- [To do]:
Take the records underneath and set them down exactly.

[Stored entries]
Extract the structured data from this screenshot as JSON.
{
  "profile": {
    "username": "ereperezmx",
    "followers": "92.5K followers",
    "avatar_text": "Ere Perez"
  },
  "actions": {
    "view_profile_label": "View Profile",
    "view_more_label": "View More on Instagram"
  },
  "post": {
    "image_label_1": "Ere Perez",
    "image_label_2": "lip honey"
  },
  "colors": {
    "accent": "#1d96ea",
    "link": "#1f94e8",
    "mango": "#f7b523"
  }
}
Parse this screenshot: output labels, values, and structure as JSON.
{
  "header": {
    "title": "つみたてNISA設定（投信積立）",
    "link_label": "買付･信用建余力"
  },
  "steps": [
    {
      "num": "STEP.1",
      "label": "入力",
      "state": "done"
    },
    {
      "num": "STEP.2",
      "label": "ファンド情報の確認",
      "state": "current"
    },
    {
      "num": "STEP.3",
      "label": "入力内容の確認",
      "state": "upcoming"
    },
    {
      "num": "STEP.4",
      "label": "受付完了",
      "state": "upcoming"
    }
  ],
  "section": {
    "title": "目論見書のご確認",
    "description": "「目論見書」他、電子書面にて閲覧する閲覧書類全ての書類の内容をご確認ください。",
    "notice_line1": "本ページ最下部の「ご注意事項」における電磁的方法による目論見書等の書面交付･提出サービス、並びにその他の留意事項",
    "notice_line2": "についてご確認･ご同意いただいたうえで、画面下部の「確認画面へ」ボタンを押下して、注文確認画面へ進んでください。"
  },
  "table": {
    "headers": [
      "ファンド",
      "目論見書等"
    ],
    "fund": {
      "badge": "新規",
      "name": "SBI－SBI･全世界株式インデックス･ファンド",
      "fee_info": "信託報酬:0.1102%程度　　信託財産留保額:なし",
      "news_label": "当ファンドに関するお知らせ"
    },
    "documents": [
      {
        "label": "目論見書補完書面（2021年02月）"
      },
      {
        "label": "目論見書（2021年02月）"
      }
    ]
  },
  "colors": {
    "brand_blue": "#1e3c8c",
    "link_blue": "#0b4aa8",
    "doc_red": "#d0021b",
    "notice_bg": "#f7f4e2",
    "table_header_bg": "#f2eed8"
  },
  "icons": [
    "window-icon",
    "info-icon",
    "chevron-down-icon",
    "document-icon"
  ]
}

- [Task solution]:
Extract the structured data from this screenshot as JSON.
{
  "profile": {
    "username": "ereperezmx",
    "followers": "92.5K followers",
    "avatar_text": "Ere Perez"
  },
  "actions": {
    "view_profile_label": "View Profile",
    "view_more_label": "View More on Instagram"
  },
  "post": {
    "image_label_1": "Ere Perez",
    "image_label_2": "lip honey"
  },
  "colors": {
    "accent": "#1d96ea",
    "link": "#1f94e8",
    "mango": "#f7b523"
  }
}
Parse this screenshot: output labels, values, and structure as JSON.
{
  "header": {
    "title": "つみたてNISA設定（投信積立）",
    "link_label": "買付･信用建余力"
  },
  "steps": [
    {
      "num": "STEP.1",
      "label": "入力",
      "state": "done"
    },
    {
      "num": "STEP.2",
      "label": "ファンド情報の確認",
      "state": "current"
    },
    {
      "num": "STEP.3",
      "label": "入力内容の確認",
      "state": "upcoming"
    },
    {
      "num": "STEP.4",
      "label": "受付完了",
      "state": "upcoming"
    }
  ],
  "section": {
    "title": "目論見書のご確認",
    "description": "「目論見書」他、電子書面にて閲覧する閲覧書類全ての書類の内容をご確認ください。",
    "notice_line1": "本ページ最下部の「ご注意事項」における電磁的方法による目論見書等の書面交付･提出サービス、並びにその他の留意事項",
    "notice_line2": "についてご確認･ご同意いただいたうえで、画面下部の「確認画面へ」ボタンを押下して、注文確認画面へ進んでください。"
  },
  "table": {
    "headers": [
      "ファンド",
      "目論見書等"
    ],
    "fund": {
      "badge": "新規",
      "name": "SBI－SBI･全世界株式インデックス･ファンド",
      "fee_info": "信託報酬:0.1102%程度　　信託財産留保額:なし",
      "news_label": "当ファンドに関するお知らせ"
    },
    "documents": [
      {
        "label": "目論見書補完書面（2021年02月）"
      },
      {
        "label": "目論見書（2021年02月）"
      }
    ]
  },
  "colors": {
    "brand_blue": "#1e3c8c",
    "link_blue": "#0b4aa8",
    "doc_red": "#d0021b",
    "notice_bg": "#f7f4e2",
    "table_header_bg": "#f2eed8"
  },
  "icons": [
    "window-icon",
    "info-icon",
    "chevron-down-icon",
    "document-icon"
  ]
}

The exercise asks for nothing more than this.